» INSTRUCTIONS FOR THE TASK: Quote the full listing word for word.

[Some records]
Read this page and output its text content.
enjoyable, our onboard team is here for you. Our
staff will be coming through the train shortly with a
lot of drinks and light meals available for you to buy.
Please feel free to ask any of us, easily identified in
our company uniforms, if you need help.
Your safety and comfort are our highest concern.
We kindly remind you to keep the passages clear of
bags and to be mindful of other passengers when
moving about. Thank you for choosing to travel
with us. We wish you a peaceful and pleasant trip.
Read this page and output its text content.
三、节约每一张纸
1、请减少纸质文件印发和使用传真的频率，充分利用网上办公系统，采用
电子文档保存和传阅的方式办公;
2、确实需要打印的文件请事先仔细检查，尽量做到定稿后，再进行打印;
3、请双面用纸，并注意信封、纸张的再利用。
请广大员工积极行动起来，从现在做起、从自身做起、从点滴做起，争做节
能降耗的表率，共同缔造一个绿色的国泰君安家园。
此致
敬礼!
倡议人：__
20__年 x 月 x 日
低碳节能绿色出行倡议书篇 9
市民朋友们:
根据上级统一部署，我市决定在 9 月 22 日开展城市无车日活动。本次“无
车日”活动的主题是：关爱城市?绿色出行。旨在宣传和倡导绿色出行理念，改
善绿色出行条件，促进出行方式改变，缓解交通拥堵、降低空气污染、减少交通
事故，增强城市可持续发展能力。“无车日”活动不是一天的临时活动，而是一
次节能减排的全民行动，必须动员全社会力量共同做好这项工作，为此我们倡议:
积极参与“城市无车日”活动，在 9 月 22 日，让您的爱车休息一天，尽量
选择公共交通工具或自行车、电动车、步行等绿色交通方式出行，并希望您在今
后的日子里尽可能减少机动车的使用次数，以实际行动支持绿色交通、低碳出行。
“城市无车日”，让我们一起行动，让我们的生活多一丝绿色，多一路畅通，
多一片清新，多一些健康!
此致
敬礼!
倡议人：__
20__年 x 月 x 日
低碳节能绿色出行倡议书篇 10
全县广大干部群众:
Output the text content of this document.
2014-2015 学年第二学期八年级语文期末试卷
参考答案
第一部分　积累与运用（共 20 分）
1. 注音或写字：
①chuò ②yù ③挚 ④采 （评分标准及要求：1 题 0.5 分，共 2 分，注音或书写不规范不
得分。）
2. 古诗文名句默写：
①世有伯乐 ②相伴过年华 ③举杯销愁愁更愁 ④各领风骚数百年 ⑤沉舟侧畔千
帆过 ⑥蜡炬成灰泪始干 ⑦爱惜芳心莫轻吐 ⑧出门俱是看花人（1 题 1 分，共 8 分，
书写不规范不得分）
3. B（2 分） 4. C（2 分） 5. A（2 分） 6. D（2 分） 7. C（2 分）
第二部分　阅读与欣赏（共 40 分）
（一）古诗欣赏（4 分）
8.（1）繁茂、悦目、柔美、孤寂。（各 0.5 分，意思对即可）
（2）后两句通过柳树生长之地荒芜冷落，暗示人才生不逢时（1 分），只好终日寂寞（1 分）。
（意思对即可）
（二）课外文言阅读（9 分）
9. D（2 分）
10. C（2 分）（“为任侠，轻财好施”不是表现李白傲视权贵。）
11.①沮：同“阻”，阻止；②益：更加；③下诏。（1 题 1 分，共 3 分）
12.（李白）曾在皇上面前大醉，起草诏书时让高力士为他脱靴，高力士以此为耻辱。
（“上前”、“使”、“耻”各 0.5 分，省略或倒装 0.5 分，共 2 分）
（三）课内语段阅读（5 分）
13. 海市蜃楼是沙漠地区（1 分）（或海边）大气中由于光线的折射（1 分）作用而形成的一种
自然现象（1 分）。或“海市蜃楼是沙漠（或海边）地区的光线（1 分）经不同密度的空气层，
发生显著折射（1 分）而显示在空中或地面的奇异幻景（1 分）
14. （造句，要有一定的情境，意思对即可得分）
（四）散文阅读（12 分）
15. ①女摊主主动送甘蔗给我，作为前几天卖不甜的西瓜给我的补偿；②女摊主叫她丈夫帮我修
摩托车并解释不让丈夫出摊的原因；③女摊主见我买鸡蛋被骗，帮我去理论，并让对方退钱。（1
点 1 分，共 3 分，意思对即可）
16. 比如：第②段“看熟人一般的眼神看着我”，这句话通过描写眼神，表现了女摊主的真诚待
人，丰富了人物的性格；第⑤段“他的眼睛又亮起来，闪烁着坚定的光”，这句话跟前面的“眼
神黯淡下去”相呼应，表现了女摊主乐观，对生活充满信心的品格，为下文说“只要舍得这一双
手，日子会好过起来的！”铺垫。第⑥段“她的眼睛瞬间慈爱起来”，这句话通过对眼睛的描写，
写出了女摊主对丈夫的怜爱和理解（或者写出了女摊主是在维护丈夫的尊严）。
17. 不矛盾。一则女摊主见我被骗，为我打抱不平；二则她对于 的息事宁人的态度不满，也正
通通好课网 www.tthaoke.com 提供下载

» ANSWER TO THIS EXERCISE:
Read this page and output its text content.
enjoyable, our onboard team is here for you. Our
staff will be coming through the train shortly with a
lot of drinks and light meals available for you to buy.
Please feel free to ask any of us, easily identified in
our company uniforms, if you need help.
Your safety and comfort are our highest concern.
We kindly remind you to keep the passages clear of
bags and to be mindful of other passengers when
moving about. Thank you for choosing to travel
with us. We wish you a peaceful and pleasant trip.
Read this page and output its text content.
三、节约每一张纸
1、请减少纸质文件印发和使用传真的频率，充分利用网上办公系统，采用
电子文档保存和传阅的方式办公;
2、确实需要打印的文件请事先仔细检查，尽量做到定稿后，再进行打印;
3、请双面用纸，并注意信封、纸张的再利用。
请广大员工积极行动起来，从现在做起、从自身做起、从点滴做起，争做节
能降耗的表率，共同缔造一个绿色的国泰君安家园。
此致
敬礼!
倡议人：__
20__年 x 月 x 日
低碳节能绿色出行倡议书篇 9
市民朋友们:
根据上级统一部署，我市决定在 9 月 22 日开展城市无车日活动。本次“无
车日”活动的主题是：关爱城市?绿色出行。旨在宣传和倡导绿色出行理念，改
善绿色出行条件，促进出行方式改变，缓解交通拥堵、降低空气污染、减少交通
事故，增强城市可持续发展能力。“无车日”活动不是一天的临时活动，而是一
次节能减排的全民行动，必须动员全社会力量共同做好这项工作，为此我们倡议:
积极参与“城市无车日”活动，在 9 月 22 日，让您的爱车休息一天，尽量
选择公共交通工具或自行车、电动车、步行等绿色交通方式出行，并希望您在今
后的日子里尽可能减少机动车的使用次数，以实际行动支持绿色交通、低碳出行。
“城市无车日”，让我们一起行动，让我们的生活多一丝绿色，多一路畅通，
多一片清新，多一些健康!
此致
敬礼!
倡议人：__
20__年 x 月 x 日
低碳节能绿色出行倡议书篇 10
全县广大干部群众:
Output the text content of this document.
2014-2015 学年第二学期八年级语文期末试卷
参考答案
第一部分　积累与运用（共 20 分）
1. 注音或写字：
①chuò ②yù ③挚 ④采 （评分标准及要求：1 题 0.5 分，共 2 分，注音或书写不规范不
得分。）
2. 古诗文名句默写：
①世有伯乐 ②相伴过年华 ③举杯销愁愁更愁 ④各领风骚数百年 ⑤沉舟侧畔千
帆过 ⑥蜡炬成灰泪始干 ⑦爱惜芳心莫轻吐 ⑧出门俱是看花人（1 题 1 分，共 8 分，
书写不规范不得分）
3. B（2 分） 4. C（2 分） 5. A（2 分） 6. D（2 分） 7. C（2 分）
第二部分　阅读与欣赏（共 40 分）
（一）古诗欣赏（4 分）
8.（1）繁茂、悦目、柔美、孤寂。（各 0.5 分，意思对即可）
（2）后两句通过柳树生长之地荒芜冷落，暗示人才生不逢时（1 分），只好终日寂寞（1 分）。
（意思对即可）
（二）课外文言阅读（9 分）
9. D（2 分）
10. C（2 分）（“为任侠，轻财好施”不是表现李白傲视权贵。）
11.①沮：同“阻”，阻止；②益：更加；③下诏。（1 题 1 分，共 3 分）
12.（李白）曾在皇上面前大醉，起草诏书时让高力士为他脱靴，高力士以此为耻辱。
（“上前”、“使”、“耻”各 0.5 分，省略或倒装 0.5 分，共 2 分）
（三）课内语段阅读（5 分）
13. 海市蜃楼是沙漠地区（1 分）（或海边）大气中由于光线的折射（1 分）作用而形成的一种
自然现象（1 分）。或“海市蜃楼是沙漠（或海边）地区的光线（1 分）经不同密度的空气层，
发生显著折射（1 分）而显示在空中或地面的奇异幻景（1 分）
14. （造句，要有一定的情境，意思对即可得分）
（四）散文阅读（12 分）
15. ①女摊主主动送甘蔗给我，作为前几天卖不甜的西瓜给我的补偿；②女摊主叫她丈夫帮我修
摩托车并解释不让丈夫出摊的原因；③女摊主见我买鸡蛋被骗，帮我去理论，并让对方退钱。（1
点 1 分，共 3 分，意思对即可）
16. 比如：第②段“看熟人一般的眼神看着我”，这句话通过描写眼神，表现了女摊主的真诚待
人，丰富了人物的性格；第⑤段“他的眼睛又亮起来，闪烁着坚定的光”，这句话跟前面的“眼
神黯淡下去”相呼应，表现了女摊主乐观，对生活充满信心的品格，为下文说“只要舍得这一双
手，日子会好过起来的！”铺垫。第⑥段“她的眼睛瞬间慈爱起来”，这句话通过对眼睛的描写，
写出了女摊主对丈夫的怜爱和理解（或者写出了女摊主是在维护丈夫的尊严）。
17. 不矛盾。一则女摊主见我被骗，为我打抱不平；二则她对于 的息事宁人的态度不满，也正
通通好课网 www.tthaoke.com 提供下载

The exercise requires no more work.